## [The request]
Would you output the whole listing below, exactly as it reads?

====

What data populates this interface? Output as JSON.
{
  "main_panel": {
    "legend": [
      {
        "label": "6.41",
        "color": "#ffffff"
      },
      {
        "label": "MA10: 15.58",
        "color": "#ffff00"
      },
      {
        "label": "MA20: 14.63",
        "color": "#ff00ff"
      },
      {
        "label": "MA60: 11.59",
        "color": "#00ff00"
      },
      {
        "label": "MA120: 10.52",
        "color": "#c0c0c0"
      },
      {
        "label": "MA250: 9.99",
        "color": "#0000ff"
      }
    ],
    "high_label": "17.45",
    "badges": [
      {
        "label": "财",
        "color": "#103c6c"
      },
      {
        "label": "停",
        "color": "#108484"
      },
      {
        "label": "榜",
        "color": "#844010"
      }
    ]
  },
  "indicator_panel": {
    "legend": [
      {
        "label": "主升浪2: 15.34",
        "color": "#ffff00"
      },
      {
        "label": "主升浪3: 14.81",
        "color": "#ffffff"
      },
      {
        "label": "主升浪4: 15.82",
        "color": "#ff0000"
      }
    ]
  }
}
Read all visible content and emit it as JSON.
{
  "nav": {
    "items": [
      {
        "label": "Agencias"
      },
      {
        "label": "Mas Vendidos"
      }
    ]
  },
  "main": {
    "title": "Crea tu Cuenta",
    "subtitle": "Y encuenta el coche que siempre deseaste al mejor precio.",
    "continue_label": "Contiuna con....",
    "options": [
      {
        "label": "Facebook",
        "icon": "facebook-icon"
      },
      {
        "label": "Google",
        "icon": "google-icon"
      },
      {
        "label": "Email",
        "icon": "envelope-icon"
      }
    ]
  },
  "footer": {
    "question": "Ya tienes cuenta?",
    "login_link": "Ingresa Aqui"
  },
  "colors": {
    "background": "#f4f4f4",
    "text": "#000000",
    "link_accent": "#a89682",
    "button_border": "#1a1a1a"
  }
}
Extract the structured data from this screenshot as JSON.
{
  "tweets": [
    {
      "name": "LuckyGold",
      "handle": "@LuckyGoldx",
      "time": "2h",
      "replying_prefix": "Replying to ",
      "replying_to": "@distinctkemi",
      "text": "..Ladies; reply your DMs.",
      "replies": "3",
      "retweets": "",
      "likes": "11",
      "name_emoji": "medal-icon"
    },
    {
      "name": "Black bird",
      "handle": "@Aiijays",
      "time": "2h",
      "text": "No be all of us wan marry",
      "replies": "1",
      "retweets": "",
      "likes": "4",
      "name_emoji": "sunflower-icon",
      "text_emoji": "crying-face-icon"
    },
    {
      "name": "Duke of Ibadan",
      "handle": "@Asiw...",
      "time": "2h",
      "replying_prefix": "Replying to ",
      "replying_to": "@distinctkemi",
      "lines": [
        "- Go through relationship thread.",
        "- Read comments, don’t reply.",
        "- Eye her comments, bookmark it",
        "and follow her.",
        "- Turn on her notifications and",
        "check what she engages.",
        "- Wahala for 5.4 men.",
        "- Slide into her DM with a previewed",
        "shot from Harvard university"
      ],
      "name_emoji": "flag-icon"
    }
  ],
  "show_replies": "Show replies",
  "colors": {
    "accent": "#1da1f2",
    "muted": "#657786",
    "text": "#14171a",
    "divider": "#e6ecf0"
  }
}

====

## [Final result]
What data populates this interface? Output as JSON.
{
  "main_panel": {
    "legend": [
      {
        "label": "6.41",
        "color": "#ffffff"
      },
      {
        "label": "MA10: 15.58",
        "color": "#ffff00"
      },
      {
        "label": "MA20: 14.63",
        "color": "#ff00ff"
      },
      {
        "label": "MA60: 11.59",
        "color": "#00ff00"
      },
      {
        "label": "MA120: 10.52",
        "color": "#c0c0c0"
      },
      {
        "label": "MA250: 9.99",
        "color": "#0000ff"
      }
    ],
    "high_label": "17.45",
    "badges": [
      {
        "label": "财",
        "color": "#103c6c"
      },
      {
        "label": "停",
        "color": "#108484"
      },
      {
        "label": "榜",
        "color": "#844010"
      }
    ]
  },
  "indicator_panel": {
    "legend": [
      {
        "label": "主升浪2: 15.34",
        "color": "#ffff00"
      },
      {
        "label": "主升浪3: 14.81",
        "color": "#ffffff"
      },
      {
        "label": "主升浪4: 15.82",
        "color": "#ff0000"
      }
    ]
  }
}
Read all visible content and emit it as JSON.
{
  "nav": {
    "items": [
      {
        "label": "Agencias"
      },
      {
        "label": "Mas Vendidos"
      }
    ]
  },
  "main": {
    "title": "Crea tu Cuenta",
    "subtitle": "Y encuenta el coche que siempre deseaste al mejor precio.",
    "continue_label": "Contiuna con....",
    "options": [
      {
        "label": "Facebook",
        "icon": "facebook-icon"
      },
      {
        "label": "Google",
        "icon": "google-icon"
      },
      {
        "label": "Email",
        "icon": "envelope-icon"
      }
    ]
  },
  "footer": {
    "question": "Ya tienes cuenta?",
    "login_link": "Ingresa Aqui"
  },
  "colors": {
    "background": "#f4f4f4",
    "text": "#000000",
    "link_accent": "#a89682",
    "button_border": "#1a1a1a"
  }
}
Extract the structured data from this screenshot as JSON.
{
  "tweets": [
    {
      "name": "LuckyGold",
      "handle": "@LuckyGoldx",
      "time": "2h",
      "replying_prefix": "Replying to ",
      "replying_to": "@distinctkemi",
      "text": "..Ladies; reply your DMs.",
      "replies": "3",
      "retweets": "",
      "likes": "11",
      "name_emoji": "medal-icon"
    },
    {
      "name": "Black bird",
      "handle": "@Aiijays",
      "time": "2h",
      "text": "No be all of us wan marry",
      "replies": "1",
      "retweets": "",
      "likes": "4",
      "name_emoji": "sunflower-icon",
      "text_emoji": "crying-face-icon"
    },
    {
      "name": "Duke of Ibadan",
      "handle": "@Asiw...",
      "time": "2h",
      "replying_prefix": "Replying to ",
      "replying_to": "@distinctkemi",
      "lines": [
        "- Go through relationship thread.",
        "- Read comments, don’t reply.",
        "- Eye her comments, bookmark it",
        "and follow her.",
        "- Turn on her notifications and",
        "check what she engages.",
        "- Wahala for 5.4 men.",
        "- Slide into her DM with a previewed",
        "shot from Harvard university"
      ],
      "name_emoji": "flag-icon"
    }
  ],
  "show_replies": "Show replies",
  "colors": {
    "accent": "#1da1f2",
    "muted": "#657786",
    "text": "#14171a",
    "divider": "#e6ecf0"
  }
}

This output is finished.